**Exercise directions**. Word for word, quote all of the material, omitting the pictures.

**Material to process**.
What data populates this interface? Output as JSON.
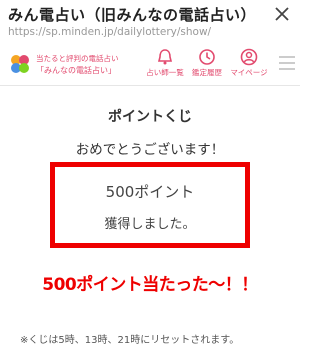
{
  "browser": {
    "title": "みん電占い（旧みんなの電話占い）",
    "url": "https://sp.minden.jp/dailylottery/show/"
  },
  "header": {
    "tagline_line1": "当たると評判の電話占い",
    "tagline_line2": "「みんなの電話占い」",
    "nav": [
      {
        "label": "占い師一覧",
        "icon": "bell-icon"
      },
      {
        "label": "鑑定履歴",
        "icon": "clock-icon"
      },
      {
        "label": "マイページ",
        "icon": "user-icon"
      }
    ],
    "accent_color": "#e24a6e"
  },
  "lottery": {
    "title": "ポイントくじ",
    "message": "おめでとうございます！",
    "points": "500ポイント",
    "acquired": "獲得しました。"
  },
  "annotation": "500ポイント当たった〜！！",
  "footnote": "※くじは5時、13時、21時にリセットされます。",
  "colors": {
    "highlight": "#ee0000"
  }
}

**Written response**.
What data populates this interface? Output as JSON.
{
  "browser": {
    "title": "みん電占い（旧みんなの電話占い）",
    "url": "https://sp.minden.jp/dailylottery/show/"
  },
  "header": {
    "tagline_line1": "当たると評判の電話占い",
    "tagline_line2": "「みんなの電話占い」",
    "nav": [
      {
        "label": "占い師一覧",
        "icon": "bell-icon"
      },
      {
        "label": "鑑定履歴",
        "icon": "clock-icon"
      },
      {
        "label": "マイページ",
        "icon": "user-icon"
      }
    ],
    "accent_color": "#e24a6e"
  },
  "lottery": {
    "title": "ポイントくじ",
    "message": "おめでとうございます！",
    "points": "500ポイント",
    "acquired": "獲得しました。"
  },
  "annotation": "500ポイント当たった〜！！",
  "footnote": "※くじは5時、13時、21時にリセットされます。",
  "colors": {
    "highlight": "#ee0000"
  }
}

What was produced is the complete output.